*GIVEN REQUEST*
Leave out the pictures and return every entry exactly as it appears.

[Stored items from a collection]
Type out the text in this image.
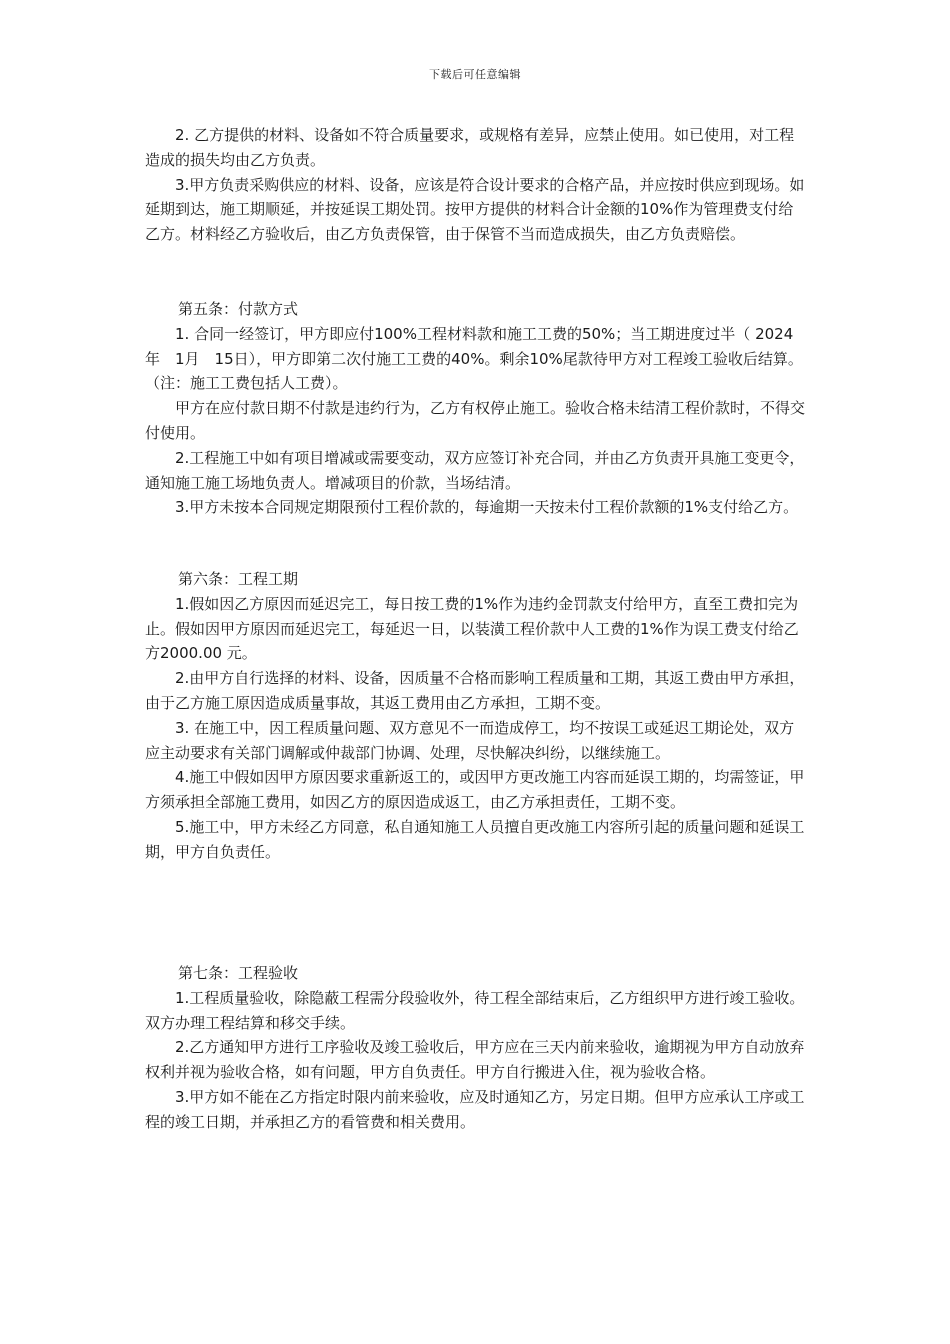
下载后可任意编辑

2. 乙方提供的材料、设备如不符合质量要求，或规格有差异，应禁止使用。如已使用，对工程造成的损失均由乙方负责。

3.甲方负责采购供应的材料、设备，应该是符合设计要求的合格产品，并应按时供应到现场。如延期到达，施工期顺延，并按延误工期处罚。按甲方提供的材料合计金额的10%作为管理费支付给乙方。材料经乙方验收后，由乙方负责保管，由于保管不当而造成损失，由乙方负责赔偿。

第五条：付款方式

1. 合同一经签订，甲方即应付100%工程材料款和施工工费的50%；当工期进度过半（ 2024年　1月　15日），甲方即第二次付施工工费的40%。剩余10%尾款待甲方对工程竣工验收后结算。（注：施工工费包括人工费）。

甲方在应付款日期不付款是违约行为，乙方有权停止施工。验收合格未结清工程价款时，不得交付使用。

2.工程施工中如有项目增减或需要变动，双方应签订补充合同，并由乙方负责开具施工变更令，通知施工施工场地负责人。增减项目的价款，当场结清。

3.甲方未按本合同规定期限预付工程价款的，每逾期一天按未付工程价款额的1%支付给乙方。

第六条：工程工期

1.假如因乙方原因而延迟完工，每日按工费的1%作为违约金罚款支付给甲方，直至工费扣完为止。假如因甲方原因而延迟完工，每延迟一日，以装潢工程价款中人工费的1%作为误工费支付给乙方2000.00 元。

2.由甲方自行选择的材料、设备，因质量不合格而影响工程质量和工期，其返工费由甲方承担，由于乙方施工原因造成质量事故，其返工费用由乙方承担，工期不变。

3. 在施工中，因工程质量问题、双方意见不一而造成停工，均不按误工或延迟工期论处，双方应主动要求有关部门调解或仲裁部门协调、处理，尽快解决纠纷，以继续施工。

4.施工中假如因甲方原因要求重新返工的，或因甲方更改施工内容而延误工期的，均需签证，甲方须承担全部施工费用，如因乙方的原因造成返工，由乙方承担责任，工期不变。

5.施工中，甲方未经乙方同意，私自通知施工人员擅自更改施工内容所引起的质量问题和延误工期，甲方自负责任。

第七条：工程验收

1.工程质量验收，除隐蔽工程需分段验收外，待工程全部结束后，乙方组织甲方进行竣工验收。双方办理工程结算和移交手续。

2.乙方通知甲方进行工序验收及竣工验收后，甲方应在三天内前来验收，逾期视为甲方自动放弃权利并视为验收合格，如有问题，甲方自负责任。甲方自行搬进入住，视为验收合格。

3.甲方如不能在乙方指定时限内前来验收，应及时通知乙方，另定日期。但甲方应承认工序或工程的竣工日期，并承担乙方的看管费和相关费用。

*COMPLETE ANSWER*
Type out the text in this image.
下载后可任意编辑

2. 乙方提供的材料、设备如不符合质量要求，或规格有差异，应禁止使用。如已使用，对工程造成的损失均由乙方负责。

3.甲方负责采购供应的材料、设备，应该是符合设计要求的合格产品，并应按时供应到现场。如延期到达，施工期顺延，并按延误工期处罚。按甲方提供的材料合计金额的10%作为管理费支付给乙方。材料经乙方验收后，由乙方负责保管，由于保管不当而造成损失，由乙方负责赔偿。

第五条：付款方式

1. 合同一经签订，甲方即应付100%工程材料款和施工工费的50%；当工期进度过半（ 2024年　1月　15日），甲方即第二次付施工工费的40%。剩余10%尾款待甲方对工程竣工验收后结算。（注：施工工费包括人工费）。

甲方在应付款日期不付款是违约行为，乙方有权停止施工。验收合格未结清工程价款时，不得交付使用。

2.工程施工中如有项目增减或需要变动，双方应签订补充合同，并由乙方负责开具施工变更令，通知施工施工场地负责人。增减项目的价款，当场结清。

3.甲方未按本合同规定期限预付工程价款的，每逾期一天按未付工程价款额的1%支付给乙方。

第六条：工程工期

1.假如因乙方原因而延迟完工，每日按工费的1%作为违约金罚款支付给甲方，直至工费扣完为止。假如因甲方原因而延迟完工，每延迟一日，以装潢工程价款中人工费的1%作为误工费支付给乙方2000.00 元。

2.由甲方自行选择的材料、设备，因质量不合格而影响工程质量和工期，其返工费由甲方承担，由于乙方施工原因造成质量事故，其返工费用由乙方承担，工期不变。

3. 在施工中，因工程质量问题、双方意见不一而造成停工，均不按误工或延迟工期论处，双方应主动要求有关部门调解或仲裁部门协调、处理，尽快解决纠纷，以继续施工。

4.施工中假如因甲方原因要求重新返工的，或因甲方更改施工内容而延误工期的，均需签证，甲方须承担全部施工费用，如因乙方的原因造成返工，由乙方承担责任，工期不变。

5.施工中，甲方未经乙方同意，私自通知施工人员擅自更改施工内容所引起的质量问题和延误工期，甲方自负责任。

第七条：工程验收

1.工程质量验收，除隐蔽工程需分段验收外，待工程全部结束后，乙方组织甲方进行竣工验收。双方办理工程结算和移交手续。

2.乙方通知甲方进行工序验收及竣工验收后，甲方应在三天内前来验收，逾期视为甲方自动放弃权利并视为验收合格，如有问题，甲方自负责任。甲方自行搬进入住，视为验收合格。

3.甲方如不能在乙方指定时限内前来验收，应及时通知乙方，另定日期。但甲方应承认工序或工程的竣工日期，并承担乙方的看管费和相关费用。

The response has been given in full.